(begin)
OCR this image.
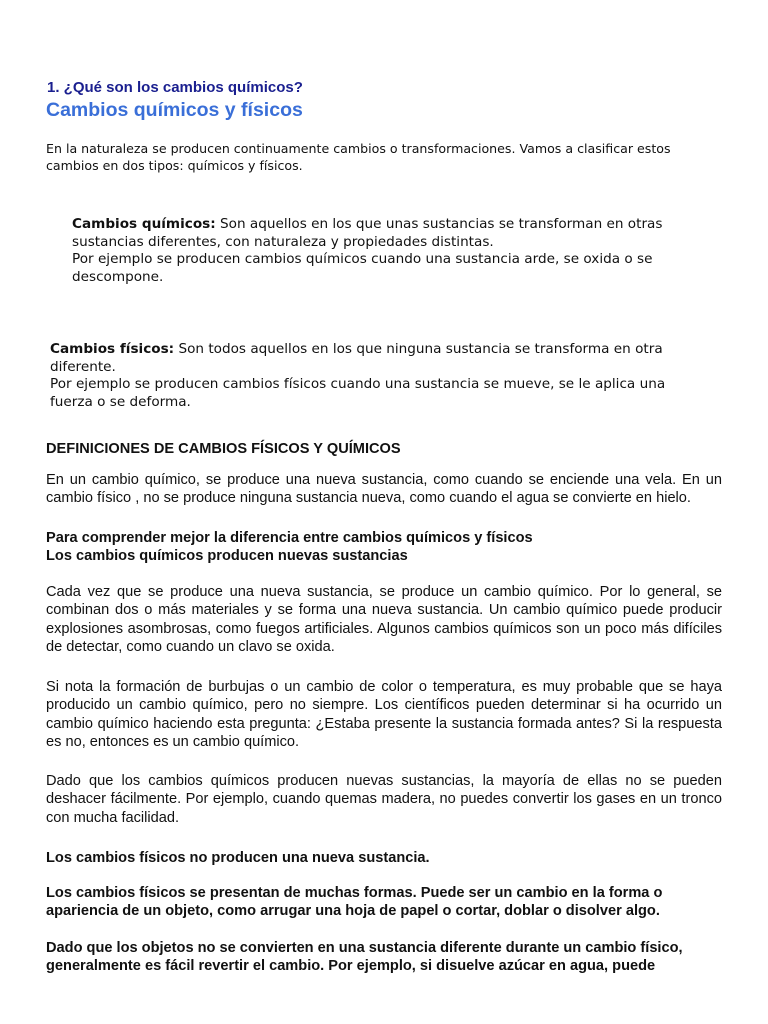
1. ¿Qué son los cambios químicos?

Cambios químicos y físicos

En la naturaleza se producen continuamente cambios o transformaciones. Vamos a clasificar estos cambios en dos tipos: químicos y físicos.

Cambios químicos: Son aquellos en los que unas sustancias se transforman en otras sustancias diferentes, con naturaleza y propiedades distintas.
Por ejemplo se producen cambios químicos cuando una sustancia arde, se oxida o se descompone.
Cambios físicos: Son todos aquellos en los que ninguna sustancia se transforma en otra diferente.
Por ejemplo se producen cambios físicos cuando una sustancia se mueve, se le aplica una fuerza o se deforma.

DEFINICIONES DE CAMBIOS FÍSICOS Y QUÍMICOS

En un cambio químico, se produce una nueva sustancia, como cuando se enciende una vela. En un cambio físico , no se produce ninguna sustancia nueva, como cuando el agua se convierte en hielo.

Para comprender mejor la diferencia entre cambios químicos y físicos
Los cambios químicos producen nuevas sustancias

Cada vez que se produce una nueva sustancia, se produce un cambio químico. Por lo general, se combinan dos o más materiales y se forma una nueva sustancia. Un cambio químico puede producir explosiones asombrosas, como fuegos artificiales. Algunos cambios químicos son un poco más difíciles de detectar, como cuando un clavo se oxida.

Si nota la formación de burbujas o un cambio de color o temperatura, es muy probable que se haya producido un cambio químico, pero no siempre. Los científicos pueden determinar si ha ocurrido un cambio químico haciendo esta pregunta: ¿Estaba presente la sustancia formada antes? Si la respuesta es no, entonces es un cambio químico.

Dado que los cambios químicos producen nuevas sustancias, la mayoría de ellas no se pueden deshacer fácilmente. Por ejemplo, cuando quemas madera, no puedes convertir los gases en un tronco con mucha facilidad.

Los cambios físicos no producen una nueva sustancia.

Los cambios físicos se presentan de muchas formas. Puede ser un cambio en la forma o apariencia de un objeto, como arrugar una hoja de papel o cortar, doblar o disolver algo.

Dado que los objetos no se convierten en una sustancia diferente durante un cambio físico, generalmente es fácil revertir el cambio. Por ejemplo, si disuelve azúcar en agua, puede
(end)
(begin)
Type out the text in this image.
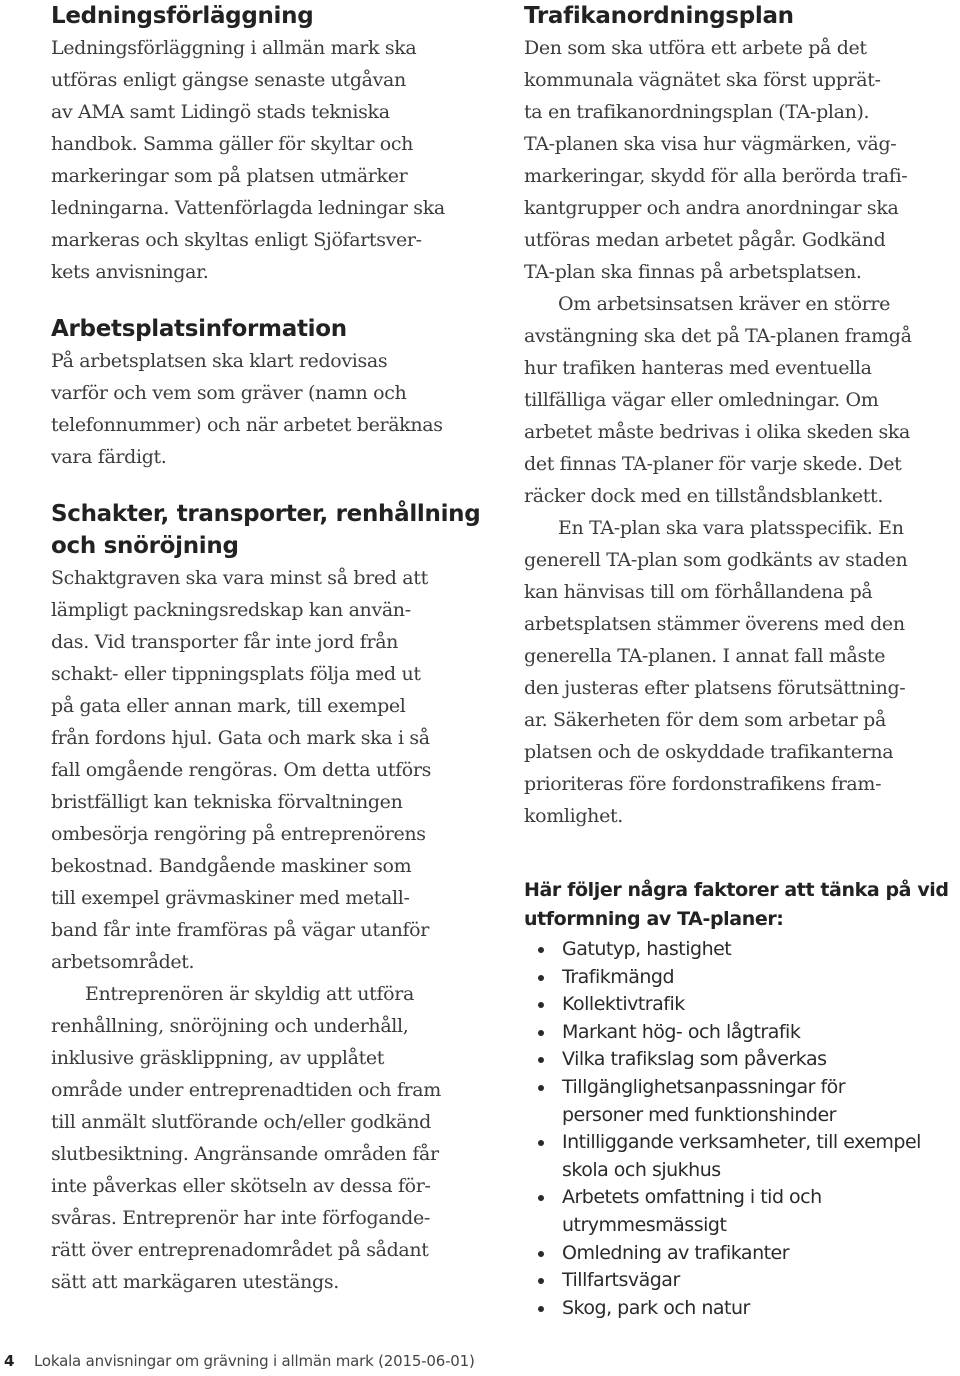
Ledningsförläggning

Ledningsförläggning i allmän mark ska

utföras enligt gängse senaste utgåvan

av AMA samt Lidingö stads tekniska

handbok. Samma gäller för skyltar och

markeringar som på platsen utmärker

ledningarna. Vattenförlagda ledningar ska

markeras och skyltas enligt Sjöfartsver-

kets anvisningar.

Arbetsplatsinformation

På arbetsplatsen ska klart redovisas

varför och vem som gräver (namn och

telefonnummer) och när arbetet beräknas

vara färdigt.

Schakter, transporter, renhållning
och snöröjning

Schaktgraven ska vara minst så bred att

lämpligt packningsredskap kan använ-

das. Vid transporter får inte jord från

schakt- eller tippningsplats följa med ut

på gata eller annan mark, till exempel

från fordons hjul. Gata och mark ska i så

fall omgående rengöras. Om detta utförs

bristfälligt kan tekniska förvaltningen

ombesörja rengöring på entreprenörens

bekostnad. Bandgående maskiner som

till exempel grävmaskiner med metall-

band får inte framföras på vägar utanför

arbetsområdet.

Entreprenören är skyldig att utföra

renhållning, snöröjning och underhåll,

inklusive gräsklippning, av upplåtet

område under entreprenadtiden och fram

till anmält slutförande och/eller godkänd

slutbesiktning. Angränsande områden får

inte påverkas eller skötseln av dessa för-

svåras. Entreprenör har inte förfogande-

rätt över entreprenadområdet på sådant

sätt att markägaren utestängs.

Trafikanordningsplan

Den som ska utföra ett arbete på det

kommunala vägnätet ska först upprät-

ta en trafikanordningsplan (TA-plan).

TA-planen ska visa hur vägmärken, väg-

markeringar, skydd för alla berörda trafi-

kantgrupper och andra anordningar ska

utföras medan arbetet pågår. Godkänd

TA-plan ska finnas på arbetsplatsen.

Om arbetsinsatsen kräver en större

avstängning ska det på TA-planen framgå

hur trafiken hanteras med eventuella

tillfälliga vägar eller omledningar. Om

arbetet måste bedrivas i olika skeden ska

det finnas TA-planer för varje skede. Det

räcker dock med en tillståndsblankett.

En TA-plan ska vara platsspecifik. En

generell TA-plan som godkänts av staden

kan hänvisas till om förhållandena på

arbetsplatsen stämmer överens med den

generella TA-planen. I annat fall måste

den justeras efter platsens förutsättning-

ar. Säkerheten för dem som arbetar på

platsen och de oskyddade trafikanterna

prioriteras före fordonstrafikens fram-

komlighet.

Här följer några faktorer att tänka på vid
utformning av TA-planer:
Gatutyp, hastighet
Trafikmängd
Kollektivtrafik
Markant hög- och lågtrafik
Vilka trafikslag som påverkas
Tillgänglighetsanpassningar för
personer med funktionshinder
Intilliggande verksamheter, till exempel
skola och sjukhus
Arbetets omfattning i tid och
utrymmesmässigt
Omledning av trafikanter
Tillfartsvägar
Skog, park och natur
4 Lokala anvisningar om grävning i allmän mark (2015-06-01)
(end)
* **AIM**
Looking at the data above, how many lines hold the word "nuevas"? Respond with the number alone.

* **SOLUTION FOR THIS TASK**
2